OnlyLovers · 01/02/2015 13:39

He's being a cunt. If my DP left me dishes when I hadn't even been there so that I'd be 'pulling my weight around the house' I'd suggest he shoved the dishes up his arse.

Try saying that. See how he responds.

notinagreatplace · 01/02/2015 14:16

So, if I've understood this correctly, from next month when your salary comes in properly, this is the situation:

You are working long hours
You are earning considerably more than he is
You are splitting the bills/expenses 50:50
You expect to split the housework so that he does more like 25:75.

I'm going to against the grain here and say that YABU. You are going to get the advantages of your long-hours job - the extra spending money, the career advancement - but he's going to get the disadvantages, i.e. you not being able to pull your weight at home.

If you were planning to share your money in proportion to your incomes, I think it would be reasonable to expect him to put in more time but I'm not sure that - given that you're not planning to - it's reasonable to expect him to do that.

That said, it does sound like you have a dynamic where he expects a cookie for doing stuff around the house and that's unacceptable but I'm actually not convinced that he should be doing more than half the housework, if you're not willing to pay more than half the bills.

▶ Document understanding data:
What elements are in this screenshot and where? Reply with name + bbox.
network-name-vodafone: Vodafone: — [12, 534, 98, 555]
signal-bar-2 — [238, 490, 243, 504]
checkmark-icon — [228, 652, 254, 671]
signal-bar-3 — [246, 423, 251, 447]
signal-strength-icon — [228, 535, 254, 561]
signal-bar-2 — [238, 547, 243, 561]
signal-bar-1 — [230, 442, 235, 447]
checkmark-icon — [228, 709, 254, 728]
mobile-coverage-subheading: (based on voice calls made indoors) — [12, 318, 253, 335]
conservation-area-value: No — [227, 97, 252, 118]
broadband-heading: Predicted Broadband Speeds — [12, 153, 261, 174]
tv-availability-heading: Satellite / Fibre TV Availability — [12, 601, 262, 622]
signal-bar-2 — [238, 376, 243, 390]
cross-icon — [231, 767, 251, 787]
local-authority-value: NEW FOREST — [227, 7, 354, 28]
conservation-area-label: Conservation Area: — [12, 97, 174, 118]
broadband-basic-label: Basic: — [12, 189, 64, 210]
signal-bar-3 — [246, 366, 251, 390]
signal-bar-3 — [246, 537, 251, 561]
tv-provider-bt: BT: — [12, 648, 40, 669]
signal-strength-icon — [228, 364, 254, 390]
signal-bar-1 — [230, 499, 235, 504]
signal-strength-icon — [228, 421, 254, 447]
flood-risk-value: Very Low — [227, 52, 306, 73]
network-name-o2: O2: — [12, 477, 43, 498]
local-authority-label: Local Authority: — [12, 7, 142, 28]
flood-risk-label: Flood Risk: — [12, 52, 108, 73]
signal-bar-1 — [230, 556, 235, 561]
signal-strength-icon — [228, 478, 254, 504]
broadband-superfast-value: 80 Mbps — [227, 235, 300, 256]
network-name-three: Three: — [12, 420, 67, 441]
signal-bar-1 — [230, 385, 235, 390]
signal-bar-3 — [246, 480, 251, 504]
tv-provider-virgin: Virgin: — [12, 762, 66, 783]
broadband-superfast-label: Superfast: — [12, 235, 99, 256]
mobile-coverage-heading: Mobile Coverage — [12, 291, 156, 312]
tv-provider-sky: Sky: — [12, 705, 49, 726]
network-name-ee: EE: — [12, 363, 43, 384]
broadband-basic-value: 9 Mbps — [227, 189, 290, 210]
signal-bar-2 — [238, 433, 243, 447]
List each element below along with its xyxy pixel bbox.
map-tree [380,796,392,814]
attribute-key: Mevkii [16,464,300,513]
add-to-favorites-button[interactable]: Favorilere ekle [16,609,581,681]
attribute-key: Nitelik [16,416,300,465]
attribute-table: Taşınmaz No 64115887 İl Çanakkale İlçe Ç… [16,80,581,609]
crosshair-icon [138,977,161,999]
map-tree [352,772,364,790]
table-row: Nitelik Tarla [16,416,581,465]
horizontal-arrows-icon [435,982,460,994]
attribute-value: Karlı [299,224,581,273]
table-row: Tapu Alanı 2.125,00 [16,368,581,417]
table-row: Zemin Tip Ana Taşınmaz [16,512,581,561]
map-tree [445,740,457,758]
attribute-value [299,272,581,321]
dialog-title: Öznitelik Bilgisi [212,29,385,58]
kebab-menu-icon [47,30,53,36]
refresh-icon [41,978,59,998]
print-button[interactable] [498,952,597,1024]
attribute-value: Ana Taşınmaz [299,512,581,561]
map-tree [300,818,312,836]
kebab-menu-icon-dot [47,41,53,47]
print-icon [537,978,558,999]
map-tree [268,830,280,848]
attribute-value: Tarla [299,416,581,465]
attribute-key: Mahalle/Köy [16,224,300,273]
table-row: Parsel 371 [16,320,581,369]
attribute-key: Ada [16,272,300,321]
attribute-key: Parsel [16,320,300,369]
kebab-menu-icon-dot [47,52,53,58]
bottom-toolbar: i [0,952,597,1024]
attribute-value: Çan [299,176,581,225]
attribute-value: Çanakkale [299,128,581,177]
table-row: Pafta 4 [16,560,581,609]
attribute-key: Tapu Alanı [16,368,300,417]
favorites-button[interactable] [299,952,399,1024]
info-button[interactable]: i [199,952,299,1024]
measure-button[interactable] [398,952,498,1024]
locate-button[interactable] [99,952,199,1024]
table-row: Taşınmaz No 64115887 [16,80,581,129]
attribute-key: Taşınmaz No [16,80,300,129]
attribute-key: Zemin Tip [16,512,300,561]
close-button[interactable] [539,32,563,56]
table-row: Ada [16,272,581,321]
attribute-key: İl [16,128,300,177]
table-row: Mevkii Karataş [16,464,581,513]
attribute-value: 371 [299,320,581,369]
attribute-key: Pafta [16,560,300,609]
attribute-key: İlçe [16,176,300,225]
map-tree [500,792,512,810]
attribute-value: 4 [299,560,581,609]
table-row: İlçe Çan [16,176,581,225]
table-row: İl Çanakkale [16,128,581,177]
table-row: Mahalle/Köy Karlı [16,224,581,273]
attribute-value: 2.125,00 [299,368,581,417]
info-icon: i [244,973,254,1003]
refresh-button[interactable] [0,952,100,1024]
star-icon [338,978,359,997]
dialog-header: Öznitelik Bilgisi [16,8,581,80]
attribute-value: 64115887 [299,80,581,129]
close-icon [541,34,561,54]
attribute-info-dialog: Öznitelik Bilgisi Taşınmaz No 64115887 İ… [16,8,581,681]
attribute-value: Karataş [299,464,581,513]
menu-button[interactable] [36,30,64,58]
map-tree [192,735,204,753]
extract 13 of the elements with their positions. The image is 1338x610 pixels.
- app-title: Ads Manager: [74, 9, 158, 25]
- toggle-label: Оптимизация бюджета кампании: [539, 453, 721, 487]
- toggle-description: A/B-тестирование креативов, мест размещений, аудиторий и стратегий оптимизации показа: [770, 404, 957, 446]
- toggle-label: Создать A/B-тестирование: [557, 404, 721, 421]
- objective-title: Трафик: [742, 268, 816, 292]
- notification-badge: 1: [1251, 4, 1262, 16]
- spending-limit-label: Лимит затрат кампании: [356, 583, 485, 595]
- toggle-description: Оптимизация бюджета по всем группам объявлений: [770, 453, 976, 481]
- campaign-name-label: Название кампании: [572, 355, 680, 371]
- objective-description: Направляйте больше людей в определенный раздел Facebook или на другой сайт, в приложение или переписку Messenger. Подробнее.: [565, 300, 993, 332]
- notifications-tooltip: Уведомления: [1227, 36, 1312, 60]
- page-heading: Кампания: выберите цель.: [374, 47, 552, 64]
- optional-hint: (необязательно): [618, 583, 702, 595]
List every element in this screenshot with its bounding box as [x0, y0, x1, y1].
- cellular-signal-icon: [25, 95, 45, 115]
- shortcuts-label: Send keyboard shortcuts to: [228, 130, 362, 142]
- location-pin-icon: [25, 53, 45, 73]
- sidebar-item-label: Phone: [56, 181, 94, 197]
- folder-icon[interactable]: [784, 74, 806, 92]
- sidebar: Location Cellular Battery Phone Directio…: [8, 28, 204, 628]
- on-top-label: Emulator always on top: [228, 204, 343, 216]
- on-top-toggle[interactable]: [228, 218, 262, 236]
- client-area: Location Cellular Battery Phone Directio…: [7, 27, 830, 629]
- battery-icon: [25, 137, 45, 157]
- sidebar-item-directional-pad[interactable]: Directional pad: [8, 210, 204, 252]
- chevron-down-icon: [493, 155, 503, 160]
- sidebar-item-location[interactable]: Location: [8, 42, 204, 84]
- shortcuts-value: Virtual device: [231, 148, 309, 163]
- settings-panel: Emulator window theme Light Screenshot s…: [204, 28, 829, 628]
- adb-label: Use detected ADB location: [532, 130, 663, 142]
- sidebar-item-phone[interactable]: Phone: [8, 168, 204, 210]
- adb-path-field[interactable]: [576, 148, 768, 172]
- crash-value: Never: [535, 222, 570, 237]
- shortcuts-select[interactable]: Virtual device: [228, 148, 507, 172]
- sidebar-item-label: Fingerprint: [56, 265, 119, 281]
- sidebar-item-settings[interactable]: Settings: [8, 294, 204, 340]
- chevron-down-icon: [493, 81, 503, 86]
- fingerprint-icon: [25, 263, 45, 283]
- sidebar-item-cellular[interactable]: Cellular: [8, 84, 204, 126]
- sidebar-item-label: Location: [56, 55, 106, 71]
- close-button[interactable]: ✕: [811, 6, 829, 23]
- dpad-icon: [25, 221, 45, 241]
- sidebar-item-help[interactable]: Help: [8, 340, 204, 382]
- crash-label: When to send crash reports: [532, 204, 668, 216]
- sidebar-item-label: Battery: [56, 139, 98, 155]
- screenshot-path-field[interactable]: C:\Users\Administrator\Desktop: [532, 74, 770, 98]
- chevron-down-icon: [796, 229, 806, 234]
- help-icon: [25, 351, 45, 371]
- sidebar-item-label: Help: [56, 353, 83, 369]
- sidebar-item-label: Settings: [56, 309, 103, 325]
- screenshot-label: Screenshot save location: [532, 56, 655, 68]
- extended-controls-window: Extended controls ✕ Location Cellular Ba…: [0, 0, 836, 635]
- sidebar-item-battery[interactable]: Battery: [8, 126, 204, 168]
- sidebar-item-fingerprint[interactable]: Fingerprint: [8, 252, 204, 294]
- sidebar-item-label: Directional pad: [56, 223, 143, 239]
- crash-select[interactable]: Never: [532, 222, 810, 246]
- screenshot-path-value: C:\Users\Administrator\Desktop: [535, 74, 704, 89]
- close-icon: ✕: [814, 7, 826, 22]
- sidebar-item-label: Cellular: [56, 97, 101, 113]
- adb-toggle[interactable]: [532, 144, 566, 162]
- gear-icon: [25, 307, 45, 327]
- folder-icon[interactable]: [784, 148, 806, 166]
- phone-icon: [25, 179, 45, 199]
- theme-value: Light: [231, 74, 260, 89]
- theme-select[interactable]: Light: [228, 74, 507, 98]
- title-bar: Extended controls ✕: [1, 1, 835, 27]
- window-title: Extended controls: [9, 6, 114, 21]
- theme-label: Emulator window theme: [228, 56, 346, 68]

▶ REQUIRED ACTION: Reproduce the stretch of the forum thread from "He's being a" through "weight at home." word for word.

▶ RESPONSE TO THE EXERCISE:
He's being a cunt. If my DP left me dishes when I hadn't even been there so that I'd be 'pulling my weight around the house' I'd suggest he shoved the dishes up his arse.

Try saying that. See how he responds.

notinagreatplace · 01/02/2015 14:16

So, if I've understood this correctly, from next month when your salary comes in properly, this is the situation:

You are working long hours
You are earning considerably more than he is
You are splitting the bills/expenses 50:50
You expect to split the housework so that he does more like 25:75.

I'm going to against the grain here and say that YABU. You are going to get the advantages of your long-hours job - the extra spending money, the career advancement - but he's going to get the disadvantages, i.e. you not being able to pull your weight at home.